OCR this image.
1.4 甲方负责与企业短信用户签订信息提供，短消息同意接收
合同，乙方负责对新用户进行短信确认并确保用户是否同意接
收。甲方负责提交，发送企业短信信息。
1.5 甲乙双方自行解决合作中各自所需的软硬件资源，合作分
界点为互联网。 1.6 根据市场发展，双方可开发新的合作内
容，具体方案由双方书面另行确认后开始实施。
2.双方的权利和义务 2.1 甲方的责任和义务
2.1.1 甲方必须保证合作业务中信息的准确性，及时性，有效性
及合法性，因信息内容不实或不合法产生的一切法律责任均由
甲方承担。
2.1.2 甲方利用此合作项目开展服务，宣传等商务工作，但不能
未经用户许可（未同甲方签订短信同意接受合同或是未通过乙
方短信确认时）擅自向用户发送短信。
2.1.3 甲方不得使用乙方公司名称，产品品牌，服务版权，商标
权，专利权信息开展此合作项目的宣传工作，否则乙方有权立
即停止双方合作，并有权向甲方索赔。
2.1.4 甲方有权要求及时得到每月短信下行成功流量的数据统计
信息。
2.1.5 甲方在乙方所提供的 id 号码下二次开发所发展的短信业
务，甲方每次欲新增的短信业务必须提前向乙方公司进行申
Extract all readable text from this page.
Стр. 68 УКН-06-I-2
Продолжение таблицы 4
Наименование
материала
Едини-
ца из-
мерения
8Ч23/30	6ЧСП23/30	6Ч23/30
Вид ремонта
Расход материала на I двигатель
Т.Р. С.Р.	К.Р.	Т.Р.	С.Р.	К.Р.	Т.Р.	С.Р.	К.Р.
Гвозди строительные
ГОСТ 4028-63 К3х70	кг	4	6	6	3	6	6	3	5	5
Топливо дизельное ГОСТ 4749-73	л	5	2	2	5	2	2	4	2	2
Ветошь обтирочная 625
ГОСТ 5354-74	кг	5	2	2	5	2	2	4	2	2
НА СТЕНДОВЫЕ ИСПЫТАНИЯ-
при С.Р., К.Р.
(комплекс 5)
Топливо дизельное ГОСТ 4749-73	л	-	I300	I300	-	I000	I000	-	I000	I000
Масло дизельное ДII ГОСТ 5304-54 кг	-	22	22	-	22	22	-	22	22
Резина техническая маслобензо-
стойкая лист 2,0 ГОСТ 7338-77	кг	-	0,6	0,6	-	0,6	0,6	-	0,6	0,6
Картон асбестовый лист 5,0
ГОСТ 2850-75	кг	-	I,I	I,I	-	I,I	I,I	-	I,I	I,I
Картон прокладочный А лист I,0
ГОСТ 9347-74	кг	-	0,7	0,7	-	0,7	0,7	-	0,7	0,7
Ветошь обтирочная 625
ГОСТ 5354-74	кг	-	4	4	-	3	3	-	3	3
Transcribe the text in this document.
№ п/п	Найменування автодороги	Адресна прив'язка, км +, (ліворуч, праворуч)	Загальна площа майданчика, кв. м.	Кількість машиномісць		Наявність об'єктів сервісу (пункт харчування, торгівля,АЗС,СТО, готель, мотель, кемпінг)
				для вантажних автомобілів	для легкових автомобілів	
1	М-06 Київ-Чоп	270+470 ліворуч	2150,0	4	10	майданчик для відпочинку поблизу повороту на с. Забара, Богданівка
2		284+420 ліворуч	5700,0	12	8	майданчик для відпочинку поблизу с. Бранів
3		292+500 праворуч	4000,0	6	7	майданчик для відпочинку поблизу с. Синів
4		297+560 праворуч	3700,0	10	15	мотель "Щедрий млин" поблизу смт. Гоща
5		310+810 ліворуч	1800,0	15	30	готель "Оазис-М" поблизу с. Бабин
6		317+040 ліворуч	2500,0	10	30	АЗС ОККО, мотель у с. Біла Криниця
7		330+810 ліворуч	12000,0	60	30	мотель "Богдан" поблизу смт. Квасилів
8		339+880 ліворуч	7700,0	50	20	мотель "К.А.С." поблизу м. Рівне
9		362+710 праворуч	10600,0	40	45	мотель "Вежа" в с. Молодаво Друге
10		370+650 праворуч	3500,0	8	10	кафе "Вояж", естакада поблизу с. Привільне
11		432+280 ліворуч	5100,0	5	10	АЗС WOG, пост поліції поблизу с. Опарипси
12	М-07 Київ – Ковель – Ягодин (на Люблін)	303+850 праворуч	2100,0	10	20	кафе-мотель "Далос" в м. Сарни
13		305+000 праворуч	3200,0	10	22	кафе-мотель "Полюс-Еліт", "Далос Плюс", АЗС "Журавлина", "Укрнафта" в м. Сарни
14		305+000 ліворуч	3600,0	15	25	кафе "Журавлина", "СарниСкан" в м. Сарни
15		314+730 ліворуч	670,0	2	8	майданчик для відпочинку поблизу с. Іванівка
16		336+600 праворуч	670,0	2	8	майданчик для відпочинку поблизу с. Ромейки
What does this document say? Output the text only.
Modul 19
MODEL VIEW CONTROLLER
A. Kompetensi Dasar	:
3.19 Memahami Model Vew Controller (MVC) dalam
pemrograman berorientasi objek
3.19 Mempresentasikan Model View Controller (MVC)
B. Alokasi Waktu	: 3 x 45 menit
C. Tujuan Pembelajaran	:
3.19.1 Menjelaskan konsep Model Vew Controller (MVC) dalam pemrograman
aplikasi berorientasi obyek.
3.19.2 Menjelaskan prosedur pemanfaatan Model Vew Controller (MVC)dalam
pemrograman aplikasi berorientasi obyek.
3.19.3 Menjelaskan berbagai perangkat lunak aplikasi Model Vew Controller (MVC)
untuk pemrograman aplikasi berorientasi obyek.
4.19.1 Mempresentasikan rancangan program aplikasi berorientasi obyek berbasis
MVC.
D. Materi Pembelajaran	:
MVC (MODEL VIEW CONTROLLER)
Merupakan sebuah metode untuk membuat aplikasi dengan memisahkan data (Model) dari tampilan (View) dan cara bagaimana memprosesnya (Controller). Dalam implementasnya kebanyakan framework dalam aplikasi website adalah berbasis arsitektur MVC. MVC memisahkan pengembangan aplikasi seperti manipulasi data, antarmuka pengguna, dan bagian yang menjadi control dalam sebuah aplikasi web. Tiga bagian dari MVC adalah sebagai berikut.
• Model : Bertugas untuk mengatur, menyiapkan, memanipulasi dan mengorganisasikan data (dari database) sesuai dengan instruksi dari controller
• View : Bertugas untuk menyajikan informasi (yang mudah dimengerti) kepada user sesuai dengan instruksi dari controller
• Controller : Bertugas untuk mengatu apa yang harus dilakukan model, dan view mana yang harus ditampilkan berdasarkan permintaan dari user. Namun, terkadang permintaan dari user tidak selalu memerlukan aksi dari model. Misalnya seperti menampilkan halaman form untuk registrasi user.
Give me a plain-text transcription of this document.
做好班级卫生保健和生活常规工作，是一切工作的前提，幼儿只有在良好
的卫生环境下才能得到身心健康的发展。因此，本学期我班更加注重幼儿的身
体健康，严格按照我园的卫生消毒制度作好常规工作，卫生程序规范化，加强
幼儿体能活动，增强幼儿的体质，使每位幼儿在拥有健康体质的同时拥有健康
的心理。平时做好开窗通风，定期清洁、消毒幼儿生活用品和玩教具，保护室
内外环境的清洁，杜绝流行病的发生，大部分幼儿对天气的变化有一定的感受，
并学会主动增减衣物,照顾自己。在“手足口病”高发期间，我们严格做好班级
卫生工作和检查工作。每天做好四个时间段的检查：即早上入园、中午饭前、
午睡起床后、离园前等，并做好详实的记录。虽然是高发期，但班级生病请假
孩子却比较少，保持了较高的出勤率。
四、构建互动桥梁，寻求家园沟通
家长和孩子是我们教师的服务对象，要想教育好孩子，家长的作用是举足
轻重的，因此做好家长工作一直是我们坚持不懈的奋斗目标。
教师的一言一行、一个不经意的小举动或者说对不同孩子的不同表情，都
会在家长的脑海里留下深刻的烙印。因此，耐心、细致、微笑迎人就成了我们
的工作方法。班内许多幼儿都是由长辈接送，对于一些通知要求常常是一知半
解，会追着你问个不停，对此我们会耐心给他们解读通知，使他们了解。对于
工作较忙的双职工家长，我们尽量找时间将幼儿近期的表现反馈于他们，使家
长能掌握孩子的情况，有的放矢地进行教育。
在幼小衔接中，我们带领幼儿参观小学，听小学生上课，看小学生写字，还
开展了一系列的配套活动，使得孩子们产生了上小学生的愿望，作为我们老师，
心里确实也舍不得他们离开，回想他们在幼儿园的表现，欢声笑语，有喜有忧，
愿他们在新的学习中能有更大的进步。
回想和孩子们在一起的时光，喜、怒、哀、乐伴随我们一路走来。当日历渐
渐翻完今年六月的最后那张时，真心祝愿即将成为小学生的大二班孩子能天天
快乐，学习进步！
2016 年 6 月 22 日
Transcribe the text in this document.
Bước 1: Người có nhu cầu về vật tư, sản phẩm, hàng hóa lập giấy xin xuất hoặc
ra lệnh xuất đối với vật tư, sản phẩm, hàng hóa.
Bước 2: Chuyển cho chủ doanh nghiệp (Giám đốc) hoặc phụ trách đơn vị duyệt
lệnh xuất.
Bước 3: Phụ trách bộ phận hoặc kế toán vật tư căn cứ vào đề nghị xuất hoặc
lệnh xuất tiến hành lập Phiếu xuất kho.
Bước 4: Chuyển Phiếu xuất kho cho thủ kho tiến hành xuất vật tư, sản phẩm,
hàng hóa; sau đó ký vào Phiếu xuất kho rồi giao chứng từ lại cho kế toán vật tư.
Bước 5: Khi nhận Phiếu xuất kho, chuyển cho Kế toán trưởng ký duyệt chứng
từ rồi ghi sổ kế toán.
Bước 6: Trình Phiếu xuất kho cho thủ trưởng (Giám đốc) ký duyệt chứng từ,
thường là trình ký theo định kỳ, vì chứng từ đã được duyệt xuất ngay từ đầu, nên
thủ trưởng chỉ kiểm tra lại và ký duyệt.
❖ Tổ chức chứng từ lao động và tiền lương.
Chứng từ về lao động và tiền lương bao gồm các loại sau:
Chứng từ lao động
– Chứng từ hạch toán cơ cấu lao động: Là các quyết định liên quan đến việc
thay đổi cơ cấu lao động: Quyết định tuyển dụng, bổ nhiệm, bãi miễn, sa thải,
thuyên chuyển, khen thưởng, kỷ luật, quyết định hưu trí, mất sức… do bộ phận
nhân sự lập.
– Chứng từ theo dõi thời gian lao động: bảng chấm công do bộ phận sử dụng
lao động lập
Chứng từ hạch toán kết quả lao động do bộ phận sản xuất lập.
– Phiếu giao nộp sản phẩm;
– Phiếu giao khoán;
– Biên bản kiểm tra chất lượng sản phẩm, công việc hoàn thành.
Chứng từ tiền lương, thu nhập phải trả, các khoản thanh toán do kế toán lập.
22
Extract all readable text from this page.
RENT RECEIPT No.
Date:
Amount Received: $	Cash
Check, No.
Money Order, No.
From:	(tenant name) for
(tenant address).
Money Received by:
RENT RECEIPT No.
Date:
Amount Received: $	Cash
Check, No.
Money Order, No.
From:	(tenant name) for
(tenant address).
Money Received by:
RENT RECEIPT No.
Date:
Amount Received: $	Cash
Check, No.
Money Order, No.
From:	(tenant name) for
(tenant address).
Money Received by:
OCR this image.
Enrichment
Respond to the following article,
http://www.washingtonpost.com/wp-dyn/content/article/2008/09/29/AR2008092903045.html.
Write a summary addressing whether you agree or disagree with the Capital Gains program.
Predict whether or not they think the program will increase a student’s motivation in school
************
* Given task:
Gather, from the listing above, every line carrying the word "відпочинку".

* Response to the task:
1	М-06 Київ-Чоп	270+470 ліворуч	2150,0	4	10	майданчик для відпочинку поблизу повороту на с. Забара, Богданівка
2		284+420 ліворуч	5700,0	12	8	майданчик для відпочинку поблизу с. Бранів
3		292+500 праворуч	4000,0	6	7	майданчик для відпочинку поблизу с. Синів
15		314+730 ліворуч	670,0	2	8	майданчик для відпочинку поблизу с. Іванівка
16		336+600 праворуч	670,0	2	8	майданчик для відпочинку поблизу с. Ромейки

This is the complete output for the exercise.